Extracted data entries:
=-=-=
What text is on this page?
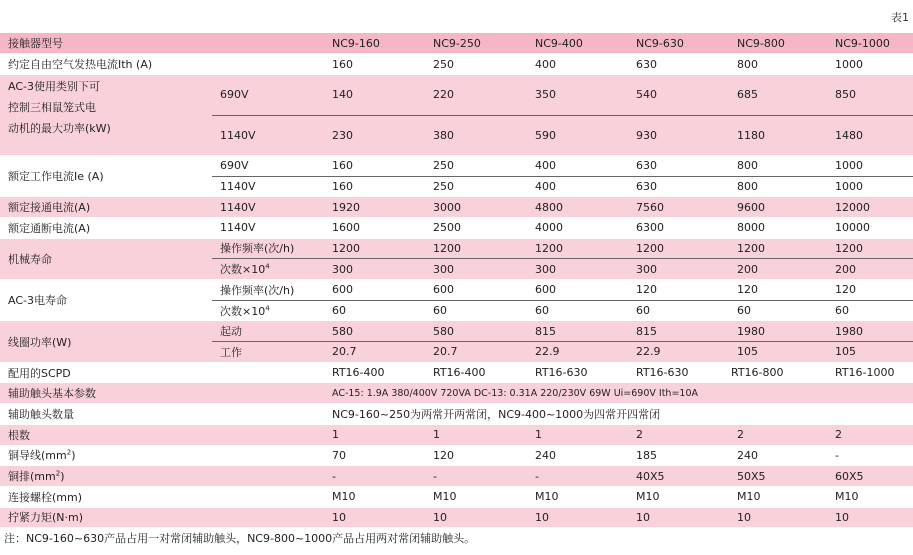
表1
接触器型号		NC9-160	NC9-250	NC9-400	NC9-630	NC9-800	NC9-1000
约定自由空气发热电流Ith (A)		160	250	400	630	800	1000

AC-3使用类别下可
控制三相鼠笼式电
动机的最大功率(kW)	690V	140	220	350	540	685	850
	1140V	230	380	590	930	1180	1480
额定工作电流Ie (A)	690V	160	250	400	630	800	1000
	1140V	160	250	400	630	800	1000
额定接通电流(A)	1140V	1920	3000	4800	7560	9600	12000
额定通断电流(A)	1140V	1600	2500	4000	6300	8000	10000
机械寿命	操作频率(次/h)	1200	1200	1200	1200	1200	1200
	次数$\times 10^4$	300	300	300	300	200	200
AC-3电寿命	操作频率(次/h)	600	600	600	120	120	120
	次数$\times 10^4$	60	60	60	60	60	60
线圈功率(W)	起动	580	580	815	815	1980	1980
	工作	20.7	20.7	22.9	22.9	105	105
配用的SCPD		RT16-400	RT16-400	RT16-630	RT16-630	RT16-800	RT16-1000
辅助触头基本参数		AC-15: 1.9A 380/400V 720VA DC-13: 0.31A 220/230V 69W Ui=690V Ith=10A					
辅助触头数量		NC9-160~250为两常开两常闭，NC9-400~1000为四常开四常闭					
根数		1	1	1	2	2	2
铜导线$(mm^2)$		70	120	240	185	240	-
铜排$(mm^2)$		-	-	-	40X5	50X5	60X5
连接螺栓(mm)		M10	M10	M10	M10	M10	M10
拧紧力矩(N·m)		10	10	10	10	10	10
注：NC9-160~630产品占用一对常闭辅助触头，NC9-800~1000产品占用两对常闭辅助触头。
=-=-=
◆ **Exercise task**: Scan the material above for the string "times" and report each line where you find it.

◆ **Worked solution**:
	次数$\times 10^4$	300	300	300	300	200	200
	次数$\times 10^4$	60	60	60	60	60	60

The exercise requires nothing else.